How many lines of these entries include the string "выходе"? State the number alone.

• _Input records_
* * * *
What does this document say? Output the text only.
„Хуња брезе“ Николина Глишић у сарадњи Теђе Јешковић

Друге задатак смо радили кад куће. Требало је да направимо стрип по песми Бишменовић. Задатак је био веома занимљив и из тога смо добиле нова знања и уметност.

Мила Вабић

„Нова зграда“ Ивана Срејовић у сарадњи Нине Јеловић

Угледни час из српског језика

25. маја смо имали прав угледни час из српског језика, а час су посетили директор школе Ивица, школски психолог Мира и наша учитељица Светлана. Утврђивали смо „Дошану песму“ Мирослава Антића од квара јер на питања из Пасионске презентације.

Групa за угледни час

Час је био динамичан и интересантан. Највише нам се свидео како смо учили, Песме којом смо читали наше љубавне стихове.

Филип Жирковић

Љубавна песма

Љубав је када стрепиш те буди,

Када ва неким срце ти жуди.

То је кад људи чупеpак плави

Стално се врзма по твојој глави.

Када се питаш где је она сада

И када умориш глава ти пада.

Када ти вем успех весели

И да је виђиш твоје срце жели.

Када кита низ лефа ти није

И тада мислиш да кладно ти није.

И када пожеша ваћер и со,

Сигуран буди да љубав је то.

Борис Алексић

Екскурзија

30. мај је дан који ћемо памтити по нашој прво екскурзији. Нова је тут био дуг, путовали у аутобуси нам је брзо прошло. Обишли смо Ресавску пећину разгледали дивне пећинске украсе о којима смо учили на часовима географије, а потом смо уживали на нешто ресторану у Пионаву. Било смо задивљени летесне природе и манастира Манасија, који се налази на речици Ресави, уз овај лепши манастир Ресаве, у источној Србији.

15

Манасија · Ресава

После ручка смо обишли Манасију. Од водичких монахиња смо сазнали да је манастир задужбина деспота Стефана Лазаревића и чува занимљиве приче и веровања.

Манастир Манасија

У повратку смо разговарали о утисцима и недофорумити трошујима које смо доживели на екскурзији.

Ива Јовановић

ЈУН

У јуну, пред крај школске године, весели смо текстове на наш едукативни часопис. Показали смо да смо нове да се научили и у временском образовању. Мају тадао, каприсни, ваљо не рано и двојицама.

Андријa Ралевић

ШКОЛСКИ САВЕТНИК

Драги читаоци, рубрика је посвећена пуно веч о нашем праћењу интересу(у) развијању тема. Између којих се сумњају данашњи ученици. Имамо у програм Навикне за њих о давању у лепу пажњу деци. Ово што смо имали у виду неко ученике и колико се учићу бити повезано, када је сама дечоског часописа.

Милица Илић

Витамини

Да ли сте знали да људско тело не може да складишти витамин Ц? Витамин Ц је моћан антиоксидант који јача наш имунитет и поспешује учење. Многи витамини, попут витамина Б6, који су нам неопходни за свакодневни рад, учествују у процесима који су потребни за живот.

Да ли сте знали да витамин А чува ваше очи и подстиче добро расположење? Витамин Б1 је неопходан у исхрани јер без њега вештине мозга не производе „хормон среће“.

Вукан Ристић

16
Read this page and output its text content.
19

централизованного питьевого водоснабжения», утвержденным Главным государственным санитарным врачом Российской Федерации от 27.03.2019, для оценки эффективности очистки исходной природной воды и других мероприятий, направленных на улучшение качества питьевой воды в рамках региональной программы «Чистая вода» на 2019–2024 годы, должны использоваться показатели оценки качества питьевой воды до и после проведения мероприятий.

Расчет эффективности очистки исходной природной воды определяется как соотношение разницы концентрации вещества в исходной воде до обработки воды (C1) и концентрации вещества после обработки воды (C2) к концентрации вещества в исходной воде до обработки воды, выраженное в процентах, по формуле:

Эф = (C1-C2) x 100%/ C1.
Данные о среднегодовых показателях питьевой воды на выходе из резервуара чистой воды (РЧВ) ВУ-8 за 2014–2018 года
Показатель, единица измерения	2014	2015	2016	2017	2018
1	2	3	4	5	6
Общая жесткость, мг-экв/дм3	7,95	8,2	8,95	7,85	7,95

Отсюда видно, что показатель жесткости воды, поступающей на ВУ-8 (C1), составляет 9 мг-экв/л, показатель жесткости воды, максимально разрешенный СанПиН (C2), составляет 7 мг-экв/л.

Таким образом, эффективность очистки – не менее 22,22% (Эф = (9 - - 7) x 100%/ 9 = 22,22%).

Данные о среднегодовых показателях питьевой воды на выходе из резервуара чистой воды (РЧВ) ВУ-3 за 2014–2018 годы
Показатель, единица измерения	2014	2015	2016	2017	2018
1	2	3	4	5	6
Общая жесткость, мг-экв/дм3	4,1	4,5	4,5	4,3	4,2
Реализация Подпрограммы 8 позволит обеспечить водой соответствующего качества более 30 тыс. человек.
* * * *
• _Answer for this exercise_
2